[What you need to do]
Each record below is to be copied word for word, with pictures removed.
[start of Records for the exercise]
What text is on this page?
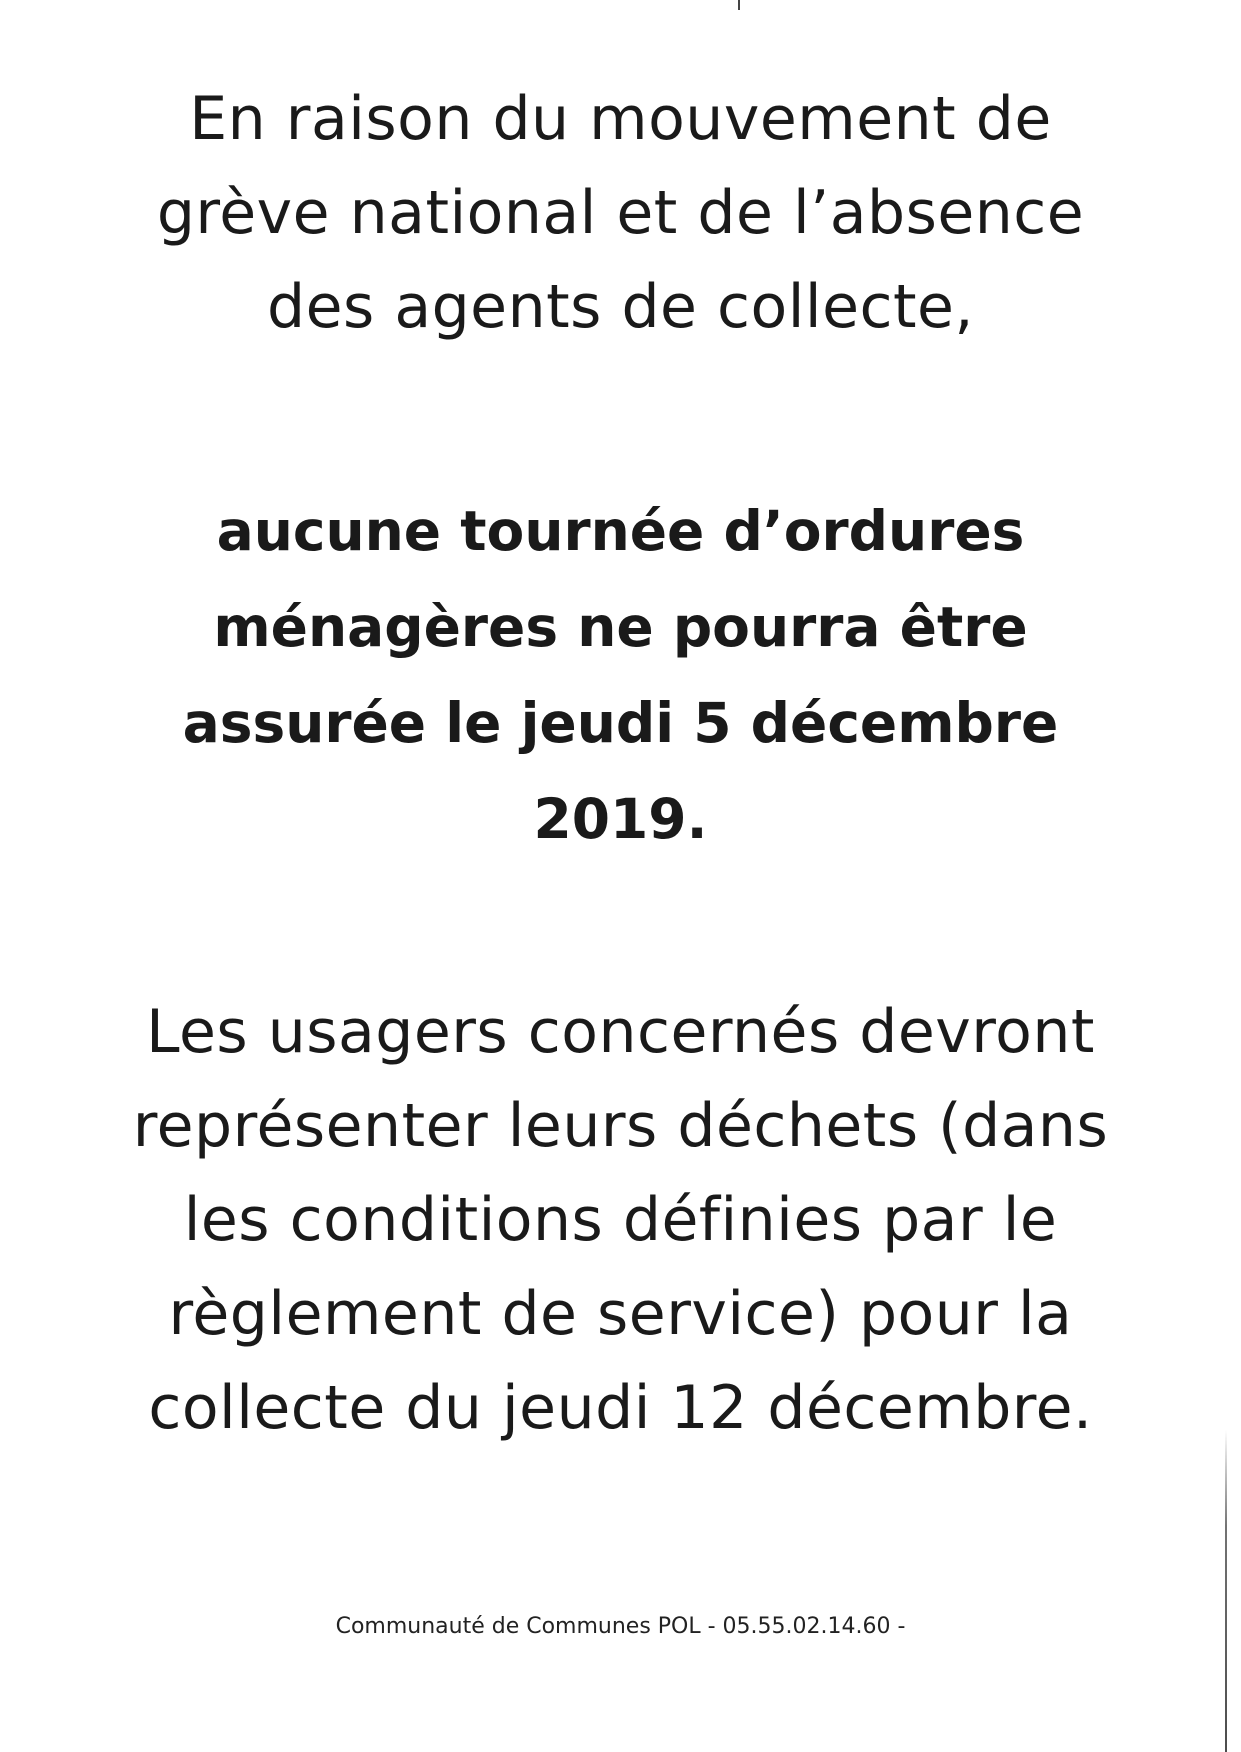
En raison du mouvement de
grève national et de l’absence
des agents de collecte,
aucune tournée d’ordures
ménagères ne pourra être
assurée le jeudi 5 décembre
2019.
Les usagers concernés devront
représenter leurs déchets (dans
les conditions définies par le
règlement de service) pour la
collecte du jeudi 12 décembre.
Communauté de Communes POL - 05.55.02.14.60 -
[end of Records for the exercise]
[Solution]
What text is on this page?
En raison du mouvement de
grève national et de l’absence
des agents de collecte,
aucune tournée d’ordures
ménagères ne pourra être
assurée le jeudi 5 décembre
2019.
Les usagers concernés devront
représenter leurs déchets (dans
les conditions définies par le
règlement de service) pour la
collecte du jeudi 12 décembre.
Communauté de Communes POL - 05.55.02.14.60 -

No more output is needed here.